Pick out the lines containing "tanto".
** Begin **
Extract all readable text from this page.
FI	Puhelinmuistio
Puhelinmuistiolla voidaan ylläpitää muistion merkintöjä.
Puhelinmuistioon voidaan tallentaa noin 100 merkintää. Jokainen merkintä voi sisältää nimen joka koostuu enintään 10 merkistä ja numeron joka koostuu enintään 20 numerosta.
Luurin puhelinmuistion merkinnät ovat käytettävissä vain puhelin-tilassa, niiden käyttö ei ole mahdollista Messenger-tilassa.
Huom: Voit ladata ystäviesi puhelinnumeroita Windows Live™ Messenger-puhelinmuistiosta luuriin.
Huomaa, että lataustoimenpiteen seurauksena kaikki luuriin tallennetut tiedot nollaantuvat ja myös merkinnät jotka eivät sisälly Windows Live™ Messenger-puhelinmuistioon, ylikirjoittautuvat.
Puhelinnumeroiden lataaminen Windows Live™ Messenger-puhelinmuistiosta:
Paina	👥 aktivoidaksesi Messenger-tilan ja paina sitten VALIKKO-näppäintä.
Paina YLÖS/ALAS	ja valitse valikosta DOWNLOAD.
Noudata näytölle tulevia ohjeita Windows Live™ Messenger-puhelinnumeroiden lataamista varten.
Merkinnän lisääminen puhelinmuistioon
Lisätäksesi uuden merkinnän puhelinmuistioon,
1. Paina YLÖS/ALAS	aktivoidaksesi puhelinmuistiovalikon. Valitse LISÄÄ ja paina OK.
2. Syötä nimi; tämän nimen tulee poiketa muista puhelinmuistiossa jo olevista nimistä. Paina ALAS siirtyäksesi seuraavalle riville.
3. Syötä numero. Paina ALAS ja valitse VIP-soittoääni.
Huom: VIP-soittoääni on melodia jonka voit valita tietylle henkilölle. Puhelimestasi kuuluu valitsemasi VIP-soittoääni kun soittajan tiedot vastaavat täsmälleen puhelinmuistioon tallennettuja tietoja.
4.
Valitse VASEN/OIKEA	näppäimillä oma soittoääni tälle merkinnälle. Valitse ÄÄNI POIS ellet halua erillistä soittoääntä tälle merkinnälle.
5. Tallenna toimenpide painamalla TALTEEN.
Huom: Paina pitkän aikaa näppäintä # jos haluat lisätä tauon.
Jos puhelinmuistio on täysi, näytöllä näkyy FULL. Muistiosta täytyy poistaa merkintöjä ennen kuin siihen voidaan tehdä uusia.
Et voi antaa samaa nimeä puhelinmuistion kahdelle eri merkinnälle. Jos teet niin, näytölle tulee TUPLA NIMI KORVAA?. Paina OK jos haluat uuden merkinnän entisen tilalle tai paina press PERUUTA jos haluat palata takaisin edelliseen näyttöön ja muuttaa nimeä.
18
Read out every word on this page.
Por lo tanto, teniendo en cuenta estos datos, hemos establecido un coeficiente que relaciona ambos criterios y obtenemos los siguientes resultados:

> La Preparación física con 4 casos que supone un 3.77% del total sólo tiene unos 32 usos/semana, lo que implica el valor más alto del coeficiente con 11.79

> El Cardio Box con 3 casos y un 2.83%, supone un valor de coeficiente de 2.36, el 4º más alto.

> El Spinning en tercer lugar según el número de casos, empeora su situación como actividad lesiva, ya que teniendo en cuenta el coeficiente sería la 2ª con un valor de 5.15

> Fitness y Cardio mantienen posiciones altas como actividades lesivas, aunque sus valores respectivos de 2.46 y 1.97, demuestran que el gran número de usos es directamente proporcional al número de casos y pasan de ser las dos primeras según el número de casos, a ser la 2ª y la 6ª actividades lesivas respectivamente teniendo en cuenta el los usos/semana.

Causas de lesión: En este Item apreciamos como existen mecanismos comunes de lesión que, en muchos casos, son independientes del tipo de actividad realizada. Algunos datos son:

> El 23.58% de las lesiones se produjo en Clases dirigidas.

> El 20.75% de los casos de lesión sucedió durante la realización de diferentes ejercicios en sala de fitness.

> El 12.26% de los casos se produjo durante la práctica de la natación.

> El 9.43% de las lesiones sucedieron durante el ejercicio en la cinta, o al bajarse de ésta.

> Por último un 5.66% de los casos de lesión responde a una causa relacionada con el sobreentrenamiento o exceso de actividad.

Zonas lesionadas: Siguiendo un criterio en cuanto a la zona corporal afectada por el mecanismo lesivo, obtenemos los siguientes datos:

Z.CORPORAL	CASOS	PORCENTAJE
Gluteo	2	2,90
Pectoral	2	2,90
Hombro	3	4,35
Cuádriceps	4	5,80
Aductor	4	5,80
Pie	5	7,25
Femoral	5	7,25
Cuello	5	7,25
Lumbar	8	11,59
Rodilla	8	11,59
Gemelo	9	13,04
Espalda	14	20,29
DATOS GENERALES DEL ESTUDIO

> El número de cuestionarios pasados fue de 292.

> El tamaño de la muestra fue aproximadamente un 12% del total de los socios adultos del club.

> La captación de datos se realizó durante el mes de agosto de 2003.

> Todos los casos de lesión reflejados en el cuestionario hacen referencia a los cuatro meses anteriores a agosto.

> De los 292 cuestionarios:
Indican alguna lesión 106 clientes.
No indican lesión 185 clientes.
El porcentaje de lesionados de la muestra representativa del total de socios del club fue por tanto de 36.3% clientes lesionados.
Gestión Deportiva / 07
** End **
The result:
Por lo tanto, teniendo en cuenta estos datos, hemos establecido un coeficiente que relaciona ambos criterios y obtenemos los siguientes resultados:
El porcentaje de lesionados de la muestra representativa del total de socios del club fue por tanto de 36.3% clientes lesionados.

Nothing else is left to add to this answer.